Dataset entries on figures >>

▬▬▬

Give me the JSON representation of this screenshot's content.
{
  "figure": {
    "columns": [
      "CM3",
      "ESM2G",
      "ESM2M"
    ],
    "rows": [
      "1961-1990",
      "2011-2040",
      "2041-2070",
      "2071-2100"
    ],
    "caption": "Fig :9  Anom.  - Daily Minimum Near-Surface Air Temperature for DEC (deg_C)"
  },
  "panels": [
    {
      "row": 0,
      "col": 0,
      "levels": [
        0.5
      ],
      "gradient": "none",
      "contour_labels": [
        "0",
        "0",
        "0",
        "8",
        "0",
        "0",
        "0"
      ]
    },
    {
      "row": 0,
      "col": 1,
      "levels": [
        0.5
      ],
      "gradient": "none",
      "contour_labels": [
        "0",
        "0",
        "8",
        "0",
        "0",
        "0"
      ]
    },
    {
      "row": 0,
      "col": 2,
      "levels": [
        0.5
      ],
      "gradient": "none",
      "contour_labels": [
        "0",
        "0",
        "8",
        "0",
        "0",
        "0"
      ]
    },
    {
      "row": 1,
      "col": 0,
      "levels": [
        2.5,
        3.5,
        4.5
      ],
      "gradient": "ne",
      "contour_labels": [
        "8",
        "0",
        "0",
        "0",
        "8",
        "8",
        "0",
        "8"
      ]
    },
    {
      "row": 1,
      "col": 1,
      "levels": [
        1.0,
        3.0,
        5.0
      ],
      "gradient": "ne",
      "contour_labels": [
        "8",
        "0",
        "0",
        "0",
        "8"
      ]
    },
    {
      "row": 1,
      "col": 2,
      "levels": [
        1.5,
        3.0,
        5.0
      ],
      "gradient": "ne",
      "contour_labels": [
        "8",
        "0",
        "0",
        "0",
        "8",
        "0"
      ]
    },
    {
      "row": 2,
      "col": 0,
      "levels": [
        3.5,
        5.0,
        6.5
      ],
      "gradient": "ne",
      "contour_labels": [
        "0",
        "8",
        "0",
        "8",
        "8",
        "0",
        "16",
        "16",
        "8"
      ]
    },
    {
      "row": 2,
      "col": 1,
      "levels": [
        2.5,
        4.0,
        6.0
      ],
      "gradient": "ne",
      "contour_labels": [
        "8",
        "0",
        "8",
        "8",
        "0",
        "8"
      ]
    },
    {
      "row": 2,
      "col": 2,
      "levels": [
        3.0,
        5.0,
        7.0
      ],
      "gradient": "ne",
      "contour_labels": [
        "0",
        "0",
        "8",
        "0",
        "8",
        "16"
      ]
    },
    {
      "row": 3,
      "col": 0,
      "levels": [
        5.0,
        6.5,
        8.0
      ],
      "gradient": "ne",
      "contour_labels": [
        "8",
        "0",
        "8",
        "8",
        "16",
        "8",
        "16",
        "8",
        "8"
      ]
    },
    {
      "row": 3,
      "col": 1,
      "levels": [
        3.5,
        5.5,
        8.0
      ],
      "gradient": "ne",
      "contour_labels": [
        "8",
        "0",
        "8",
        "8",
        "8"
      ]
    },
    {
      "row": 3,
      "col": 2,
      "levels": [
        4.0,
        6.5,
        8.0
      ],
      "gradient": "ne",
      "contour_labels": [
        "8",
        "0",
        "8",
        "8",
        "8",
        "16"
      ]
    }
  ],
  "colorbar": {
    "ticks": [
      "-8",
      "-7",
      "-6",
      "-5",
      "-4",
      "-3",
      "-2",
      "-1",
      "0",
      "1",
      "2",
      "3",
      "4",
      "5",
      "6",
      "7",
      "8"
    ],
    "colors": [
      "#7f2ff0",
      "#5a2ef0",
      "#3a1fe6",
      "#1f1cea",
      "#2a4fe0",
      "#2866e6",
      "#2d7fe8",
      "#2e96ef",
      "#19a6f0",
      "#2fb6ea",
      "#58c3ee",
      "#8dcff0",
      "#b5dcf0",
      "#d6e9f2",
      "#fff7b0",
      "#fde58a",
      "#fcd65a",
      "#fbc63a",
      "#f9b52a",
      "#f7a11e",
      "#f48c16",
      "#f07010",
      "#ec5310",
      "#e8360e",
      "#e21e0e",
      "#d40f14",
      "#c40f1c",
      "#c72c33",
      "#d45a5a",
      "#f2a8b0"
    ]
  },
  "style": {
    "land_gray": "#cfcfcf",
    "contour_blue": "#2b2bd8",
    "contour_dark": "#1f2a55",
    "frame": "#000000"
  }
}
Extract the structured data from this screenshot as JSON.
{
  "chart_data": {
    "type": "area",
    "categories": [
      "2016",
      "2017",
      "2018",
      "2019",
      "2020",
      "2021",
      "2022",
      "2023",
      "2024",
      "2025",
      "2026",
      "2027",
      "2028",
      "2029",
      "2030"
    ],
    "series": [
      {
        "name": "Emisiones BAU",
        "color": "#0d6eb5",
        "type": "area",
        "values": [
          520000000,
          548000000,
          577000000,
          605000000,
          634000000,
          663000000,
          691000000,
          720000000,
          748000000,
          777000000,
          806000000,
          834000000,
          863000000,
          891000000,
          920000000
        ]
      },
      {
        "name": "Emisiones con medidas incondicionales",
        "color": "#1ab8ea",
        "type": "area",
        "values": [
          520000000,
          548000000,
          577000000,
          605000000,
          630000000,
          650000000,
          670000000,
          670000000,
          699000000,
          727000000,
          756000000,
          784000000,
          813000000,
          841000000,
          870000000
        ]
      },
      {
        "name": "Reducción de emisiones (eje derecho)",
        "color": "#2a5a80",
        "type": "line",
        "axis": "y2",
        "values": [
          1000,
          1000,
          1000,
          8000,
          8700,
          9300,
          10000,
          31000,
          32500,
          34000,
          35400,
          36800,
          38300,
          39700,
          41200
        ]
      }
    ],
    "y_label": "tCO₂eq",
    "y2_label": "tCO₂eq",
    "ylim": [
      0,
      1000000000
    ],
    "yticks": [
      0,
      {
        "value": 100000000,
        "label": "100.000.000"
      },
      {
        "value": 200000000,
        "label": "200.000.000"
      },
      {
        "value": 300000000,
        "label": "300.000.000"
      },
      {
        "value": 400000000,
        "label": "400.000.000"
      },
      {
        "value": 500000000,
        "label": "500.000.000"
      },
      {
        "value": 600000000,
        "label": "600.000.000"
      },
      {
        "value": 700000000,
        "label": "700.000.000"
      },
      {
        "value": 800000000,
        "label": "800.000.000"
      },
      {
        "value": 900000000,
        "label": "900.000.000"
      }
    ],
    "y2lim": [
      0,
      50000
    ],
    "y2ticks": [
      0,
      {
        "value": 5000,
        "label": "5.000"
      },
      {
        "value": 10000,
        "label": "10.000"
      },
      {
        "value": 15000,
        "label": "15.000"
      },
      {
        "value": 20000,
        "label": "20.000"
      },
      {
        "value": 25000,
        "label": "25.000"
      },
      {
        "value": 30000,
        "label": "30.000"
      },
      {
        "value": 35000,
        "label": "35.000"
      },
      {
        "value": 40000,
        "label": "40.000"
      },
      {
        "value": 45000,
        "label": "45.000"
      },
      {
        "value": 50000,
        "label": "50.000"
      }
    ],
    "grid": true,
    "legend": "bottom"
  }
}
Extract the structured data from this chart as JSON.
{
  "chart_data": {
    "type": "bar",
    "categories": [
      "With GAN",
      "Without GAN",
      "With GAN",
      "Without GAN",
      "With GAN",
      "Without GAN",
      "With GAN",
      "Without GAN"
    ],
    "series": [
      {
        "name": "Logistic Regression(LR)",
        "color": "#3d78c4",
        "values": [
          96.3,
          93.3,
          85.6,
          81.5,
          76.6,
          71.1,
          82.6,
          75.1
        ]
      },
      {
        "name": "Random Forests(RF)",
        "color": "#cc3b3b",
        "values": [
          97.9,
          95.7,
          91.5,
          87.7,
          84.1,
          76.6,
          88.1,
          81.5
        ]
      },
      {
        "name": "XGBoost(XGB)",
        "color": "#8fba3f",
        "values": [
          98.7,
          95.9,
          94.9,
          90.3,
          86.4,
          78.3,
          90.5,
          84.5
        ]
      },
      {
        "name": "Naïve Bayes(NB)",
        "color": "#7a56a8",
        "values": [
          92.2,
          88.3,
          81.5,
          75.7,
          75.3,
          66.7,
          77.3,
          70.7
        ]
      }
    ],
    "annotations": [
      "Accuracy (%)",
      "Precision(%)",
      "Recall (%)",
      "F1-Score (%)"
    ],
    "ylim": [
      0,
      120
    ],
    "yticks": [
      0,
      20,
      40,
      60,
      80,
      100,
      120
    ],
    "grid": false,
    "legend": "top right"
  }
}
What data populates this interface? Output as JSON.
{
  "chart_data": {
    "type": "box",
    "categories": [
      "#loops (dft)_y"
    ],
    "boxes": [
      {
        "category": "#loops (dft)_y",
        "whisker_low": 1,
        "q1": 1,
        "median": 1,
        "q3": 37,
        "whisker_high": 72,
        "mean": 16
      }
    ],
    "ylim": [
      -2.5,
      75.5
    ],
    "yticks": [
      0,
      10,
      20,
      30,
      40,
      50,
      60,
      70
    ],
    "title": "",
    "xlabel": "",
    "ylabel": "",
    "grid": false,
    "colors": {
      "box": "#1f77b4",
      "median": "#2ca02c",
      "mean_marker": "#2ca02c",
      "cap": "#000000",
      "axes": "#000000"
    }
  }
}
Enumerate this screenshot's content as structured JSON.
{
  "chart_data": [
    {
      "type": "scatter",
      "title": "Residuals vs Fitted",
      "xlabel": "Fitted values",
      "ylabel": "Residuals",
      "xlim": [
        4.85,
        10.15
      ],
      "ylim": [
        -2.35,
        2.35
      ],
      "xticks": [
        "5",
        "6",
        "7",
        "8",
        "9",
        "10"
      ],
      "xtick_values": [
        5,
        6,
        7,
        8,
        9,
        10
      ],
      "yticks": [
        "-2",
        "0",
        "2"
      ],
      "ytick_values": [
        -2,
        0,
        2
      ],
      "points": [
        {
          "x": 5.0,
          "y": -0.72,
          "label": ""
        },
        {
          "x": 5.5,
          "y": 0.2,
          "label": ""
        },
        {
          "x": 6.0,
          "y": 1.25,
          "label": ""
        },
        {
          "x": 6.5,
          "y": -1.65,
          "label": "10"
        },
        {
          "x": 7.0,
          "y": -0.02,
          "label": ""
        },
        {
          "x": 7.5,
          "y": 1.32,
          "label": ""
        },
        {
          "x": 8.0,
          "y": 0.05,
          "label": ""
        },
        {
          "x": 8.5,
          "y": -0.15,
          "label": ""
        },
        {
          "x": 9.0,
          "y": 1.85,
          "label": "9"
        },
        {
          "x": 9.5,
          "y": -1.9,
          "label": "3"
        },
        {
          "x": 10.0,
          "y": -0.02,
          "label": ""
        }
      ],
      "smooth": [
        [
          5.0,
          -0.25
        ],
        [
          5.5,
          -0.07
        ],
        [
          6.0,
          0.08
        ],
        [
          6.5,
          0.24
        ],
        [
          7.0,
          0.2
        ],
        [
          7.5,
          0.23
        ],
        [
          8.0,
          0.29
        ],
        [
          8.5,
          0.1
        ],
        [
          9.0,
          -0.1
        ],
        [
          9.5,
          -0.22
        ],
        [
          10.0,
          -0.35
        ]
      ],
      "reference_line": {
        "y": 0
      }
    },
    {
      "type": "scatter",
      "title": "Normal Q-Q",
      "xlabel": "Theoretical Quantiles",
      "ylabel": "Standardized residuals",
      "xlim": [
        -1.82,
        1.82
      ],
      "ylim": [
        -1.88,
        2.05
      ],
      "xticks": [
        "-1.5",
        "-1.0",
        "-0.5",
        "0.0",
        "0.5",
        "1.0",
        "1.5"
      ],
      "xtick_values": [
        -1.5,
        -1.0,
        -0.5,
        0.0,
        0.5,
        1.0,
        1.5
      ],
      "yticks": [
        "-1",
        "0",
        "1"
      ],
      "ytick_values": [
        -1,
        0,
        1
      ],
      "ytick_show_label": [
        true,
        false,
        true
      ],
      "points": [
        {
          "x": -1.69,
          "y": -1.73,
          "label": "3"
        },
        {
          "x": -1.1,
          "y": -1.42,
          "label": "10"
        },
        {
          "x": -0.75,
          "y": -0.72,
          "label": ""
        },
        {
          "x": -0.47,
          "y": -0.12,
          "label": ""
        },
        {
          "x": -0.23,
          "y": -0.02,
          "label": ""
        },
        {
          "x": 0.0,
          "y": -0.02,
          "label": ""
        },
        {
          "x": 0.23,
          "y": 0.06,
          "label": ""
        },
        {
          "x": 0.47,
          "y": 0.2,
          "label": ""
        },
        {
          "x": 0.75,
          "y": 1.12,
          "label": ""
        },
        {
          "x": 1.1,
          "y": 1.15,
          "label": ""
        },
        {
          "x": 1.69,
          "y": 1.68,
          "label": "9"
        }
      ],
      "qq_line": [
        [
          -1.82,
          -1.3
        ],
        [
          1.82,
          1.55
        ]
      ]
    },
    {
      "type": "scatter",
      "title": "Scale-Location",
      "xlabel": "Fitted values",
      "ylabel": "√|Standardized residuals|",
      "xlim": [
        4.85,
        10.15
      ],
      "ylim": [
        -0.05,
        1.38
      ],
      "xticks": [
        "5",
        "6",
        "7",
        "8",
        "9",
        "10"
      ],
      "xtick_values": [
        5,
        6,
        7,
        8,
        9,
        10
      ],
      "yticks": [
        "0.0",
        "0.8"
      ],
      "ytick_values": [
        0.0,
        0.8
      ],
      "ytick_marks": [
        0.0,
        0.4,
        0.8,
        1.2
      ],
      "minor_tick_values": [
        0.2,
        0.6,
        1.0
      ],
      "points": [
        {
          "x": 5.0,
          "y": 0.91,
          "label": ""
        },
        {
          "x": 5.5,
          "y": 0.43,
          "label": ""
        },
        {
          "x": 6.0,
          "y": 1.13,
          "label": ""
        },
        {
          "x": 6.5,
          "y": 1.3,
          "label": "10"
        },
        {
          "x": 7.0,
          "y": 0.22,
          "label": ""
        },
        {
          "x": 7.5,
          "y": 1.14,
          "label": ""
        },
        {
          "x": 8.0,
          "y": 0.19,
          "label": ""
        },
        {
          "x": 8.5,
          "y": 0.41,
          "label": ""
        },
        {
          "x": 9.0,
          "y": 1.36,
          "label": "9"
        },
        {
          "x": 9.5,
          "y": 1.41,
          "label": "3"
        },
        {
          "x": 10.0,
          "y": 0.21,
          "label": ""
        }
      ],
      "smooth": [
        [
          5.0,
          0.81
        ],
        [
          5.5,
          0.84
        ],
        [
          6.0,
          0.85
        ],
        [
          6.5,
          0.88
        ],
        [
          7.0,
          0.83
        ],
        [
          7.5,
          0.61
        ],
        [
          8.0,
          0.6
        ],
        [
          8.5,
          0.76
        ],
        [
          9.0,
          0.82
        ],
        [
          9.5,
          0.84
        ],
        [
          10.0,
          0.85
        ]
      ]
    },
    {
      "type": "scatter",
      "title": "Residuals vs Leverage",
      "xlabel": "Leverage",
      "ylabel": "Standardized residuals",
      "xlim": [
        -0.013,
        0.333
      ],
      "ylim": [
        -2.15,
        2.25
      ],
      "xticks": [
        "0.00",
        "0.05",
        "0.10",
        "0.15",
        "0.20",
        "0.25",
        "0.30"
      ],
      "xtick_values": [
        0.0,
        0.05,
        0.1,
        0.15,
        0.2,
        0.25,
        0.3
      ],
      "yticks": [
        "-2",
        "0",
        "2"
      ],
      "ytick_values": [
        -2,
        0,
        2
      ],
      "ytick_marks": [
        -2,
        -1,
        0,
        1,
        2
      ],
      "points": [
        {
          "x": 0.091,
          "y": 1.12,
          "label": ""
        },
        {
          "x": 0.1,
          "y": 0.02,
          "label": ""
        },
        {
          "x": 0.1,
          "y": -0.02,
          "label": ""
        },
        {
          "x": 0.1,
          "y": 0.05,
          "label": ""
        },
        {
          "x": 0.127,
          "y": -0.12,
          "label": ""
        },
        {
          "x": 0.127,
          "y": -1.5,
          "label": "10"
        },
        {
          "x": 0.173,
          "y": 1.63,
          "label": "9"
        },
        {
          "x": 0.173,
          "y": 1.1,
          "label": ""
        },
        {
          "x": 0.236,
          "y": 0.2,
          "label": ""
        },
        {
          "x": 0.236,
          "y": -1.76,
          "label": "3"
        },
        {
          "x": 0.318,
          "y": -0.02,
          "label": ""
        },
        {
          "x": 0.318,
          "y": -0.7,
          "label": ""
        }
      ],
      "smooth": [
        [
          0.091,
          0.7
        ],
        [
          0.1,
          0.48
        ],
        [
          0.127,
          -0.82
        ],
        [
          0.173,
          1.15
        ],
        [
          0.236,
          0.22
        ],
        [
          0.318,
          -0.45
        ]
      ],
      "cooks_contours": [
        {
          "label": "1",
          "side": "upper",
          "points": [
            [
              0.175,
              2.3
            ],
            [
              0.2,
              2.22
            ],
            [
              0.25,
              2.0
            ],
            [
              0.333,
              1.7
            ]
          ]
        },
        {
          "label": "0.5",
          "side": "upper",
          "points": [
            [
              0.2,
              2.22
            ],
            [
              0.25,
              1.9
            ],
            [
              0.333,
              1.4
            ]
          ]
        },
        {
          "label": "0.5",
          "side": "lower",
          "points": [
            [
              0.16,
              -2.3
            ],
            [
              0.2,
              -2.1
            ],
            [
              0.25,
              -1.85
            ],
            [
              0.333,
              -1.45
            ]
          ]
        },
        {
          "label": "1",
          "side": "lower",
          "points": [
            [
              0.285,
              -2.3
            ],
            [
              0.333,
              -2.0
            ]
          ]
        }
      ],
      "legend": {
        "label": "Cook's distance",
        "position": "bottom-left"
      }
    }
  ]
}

▬▬▬

Exercise prompt >>
From the entries, report each line that includes the word "title".

Correct answer >>
    "title": "",
      "title": "Residuals vs Fitted",
      "title": "Normal Q-Q",
      "title": "Scale-Location",
      "title": "Residuals vs Leverage",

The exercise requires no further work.